Work out how many lines include "Medio" and answer with that number only.

**STORED DATA**

--------------------------------

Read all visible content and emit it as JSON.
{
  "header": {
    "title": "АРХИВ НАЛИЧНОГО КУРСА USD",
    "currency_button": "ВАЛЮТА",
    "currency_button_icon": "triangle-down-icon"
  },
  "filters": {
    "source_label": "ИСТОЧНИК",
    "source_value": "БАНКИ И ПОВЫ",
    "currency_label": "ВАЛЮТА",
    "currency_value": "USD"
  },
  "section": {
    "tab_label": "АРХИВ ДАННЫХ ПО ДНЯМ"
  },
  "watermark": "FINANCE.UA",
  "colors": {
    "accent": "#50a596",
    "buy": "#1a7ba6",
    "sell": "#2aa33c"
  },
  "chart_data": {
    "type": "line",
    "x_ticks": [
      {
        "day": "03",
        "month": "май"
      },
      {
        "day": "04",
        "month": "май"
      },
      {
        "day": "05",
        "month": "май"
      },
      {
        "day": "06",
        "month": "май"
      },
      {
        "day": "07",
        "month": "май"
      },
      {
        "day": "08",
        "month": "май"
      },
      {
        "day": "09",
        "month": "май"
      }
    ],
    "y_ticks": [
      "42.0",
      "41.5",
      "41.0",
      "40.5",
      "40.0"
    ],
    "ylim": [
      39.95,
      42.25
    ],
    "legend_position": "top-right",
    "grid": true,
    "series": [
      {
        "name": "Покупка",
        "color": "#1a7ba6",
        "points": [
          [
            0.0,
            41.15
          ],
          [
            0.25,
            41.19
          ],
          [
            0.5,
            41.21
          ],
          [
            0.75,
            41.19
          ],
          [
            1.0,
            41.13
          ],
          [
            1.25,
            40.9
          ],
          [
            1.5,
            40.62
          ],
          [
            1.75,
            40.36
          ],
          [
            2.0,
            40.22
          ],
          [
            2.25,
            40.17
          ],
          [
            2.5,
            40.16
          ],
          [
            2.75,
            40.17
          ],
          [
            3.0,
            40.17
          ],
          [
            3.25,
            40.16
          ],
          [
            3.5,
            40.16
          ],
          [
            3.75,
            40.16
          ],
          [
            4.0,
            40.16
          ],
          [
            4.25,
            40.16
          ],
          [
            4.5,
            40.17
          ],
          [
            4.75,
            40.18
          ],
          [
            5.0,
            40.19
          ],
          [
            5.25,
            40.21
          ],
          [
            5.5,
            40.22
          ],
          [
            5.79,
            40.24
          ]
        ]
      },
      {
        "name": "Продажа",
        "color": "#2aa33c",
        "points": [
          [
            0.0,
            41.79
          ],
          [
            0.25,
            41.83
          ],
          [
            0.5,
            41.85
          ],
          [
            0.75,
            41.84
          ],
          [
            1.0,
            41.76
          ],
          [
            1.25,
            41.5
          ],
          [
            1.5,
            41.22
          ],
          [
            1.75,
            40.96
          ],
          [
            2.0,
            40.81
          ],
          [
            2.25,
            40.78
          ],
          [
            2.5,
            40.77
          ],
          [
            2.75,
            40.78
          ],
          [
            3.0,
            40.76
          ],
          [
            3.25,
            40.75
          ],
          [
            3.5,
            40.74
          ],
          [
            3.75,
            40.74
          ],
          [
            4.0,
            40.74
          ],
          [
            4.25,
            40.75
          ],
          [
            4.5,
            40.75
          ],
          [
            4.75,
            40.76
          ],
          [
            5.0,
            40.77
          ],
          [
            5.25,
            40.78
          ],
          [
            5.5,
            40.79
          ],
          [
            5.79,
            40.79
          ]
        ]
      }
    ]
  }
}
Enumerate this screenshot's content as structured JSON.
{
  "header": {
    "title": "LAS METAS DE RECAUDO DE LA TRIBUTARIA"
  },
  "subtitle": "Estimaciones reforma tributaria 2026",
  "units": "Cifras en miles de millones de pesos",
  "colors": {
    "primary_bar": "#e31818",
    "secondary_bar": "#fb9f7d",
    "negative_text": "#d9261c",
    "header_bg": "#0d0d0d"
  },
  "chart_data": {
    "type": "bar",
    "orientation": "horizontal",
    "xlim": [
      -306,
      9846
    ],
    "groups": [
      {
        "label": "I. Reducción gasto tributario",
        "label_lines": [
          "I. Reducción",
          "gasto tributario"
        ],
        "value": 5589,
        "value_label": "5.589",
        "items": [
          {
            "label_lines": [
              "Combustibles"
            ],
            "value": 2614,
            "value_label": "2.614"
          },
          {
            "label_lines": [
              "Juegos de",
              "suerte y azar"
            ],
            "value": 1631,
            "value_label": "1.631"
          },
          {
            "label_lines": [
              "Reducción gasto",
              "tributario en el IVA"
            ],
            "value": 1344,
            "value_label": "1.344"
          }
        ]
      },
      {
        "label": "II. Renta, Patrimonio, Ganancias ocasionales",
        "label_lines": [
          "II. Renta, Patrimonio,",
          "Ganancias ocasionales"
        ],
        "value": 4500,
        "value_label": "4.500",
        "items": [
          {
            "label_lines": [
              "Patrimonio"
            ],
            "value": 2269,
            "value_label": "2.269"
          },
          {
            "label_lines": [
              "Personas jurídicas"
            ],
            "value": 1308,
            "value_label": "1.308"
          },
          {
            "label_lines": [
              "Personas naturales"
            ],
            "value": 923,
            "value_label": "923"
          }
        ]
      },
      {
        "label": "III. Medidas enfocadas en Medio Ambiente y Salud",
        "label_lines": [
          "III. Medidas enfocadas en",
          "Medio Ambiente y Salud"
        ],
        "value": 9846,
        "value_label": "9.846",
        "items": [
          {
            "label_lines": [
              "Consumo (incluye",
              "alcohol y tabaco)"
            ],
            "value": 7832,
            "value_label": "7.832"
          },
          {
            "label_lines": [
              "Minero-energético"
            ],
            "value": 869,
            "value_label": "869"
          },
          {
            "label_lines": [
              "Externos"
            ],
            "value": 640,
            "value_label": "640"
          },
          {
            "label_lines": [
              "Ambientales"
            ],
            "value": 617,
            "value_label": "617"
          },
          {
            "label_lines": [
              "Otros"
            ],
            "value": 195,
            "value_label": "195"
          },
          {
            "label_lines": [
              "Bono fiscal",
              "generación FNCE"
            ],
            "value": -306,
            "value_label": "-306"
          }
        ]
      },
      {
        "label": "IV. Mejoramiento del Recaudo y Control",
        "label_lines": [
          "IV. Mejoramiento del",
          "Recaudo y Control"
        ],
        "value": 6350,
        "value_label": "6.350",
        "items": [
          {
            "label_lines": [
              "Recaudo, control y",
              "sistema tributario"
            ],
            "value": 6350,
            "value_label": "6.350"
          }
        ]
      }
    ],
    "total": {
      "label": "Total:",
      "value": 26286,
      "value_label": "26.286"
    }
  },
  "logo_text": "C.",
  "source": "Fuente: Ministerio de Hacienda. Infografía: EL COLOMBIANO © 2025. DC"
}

--------------------------------

**RESULT OF THIS TASK**
2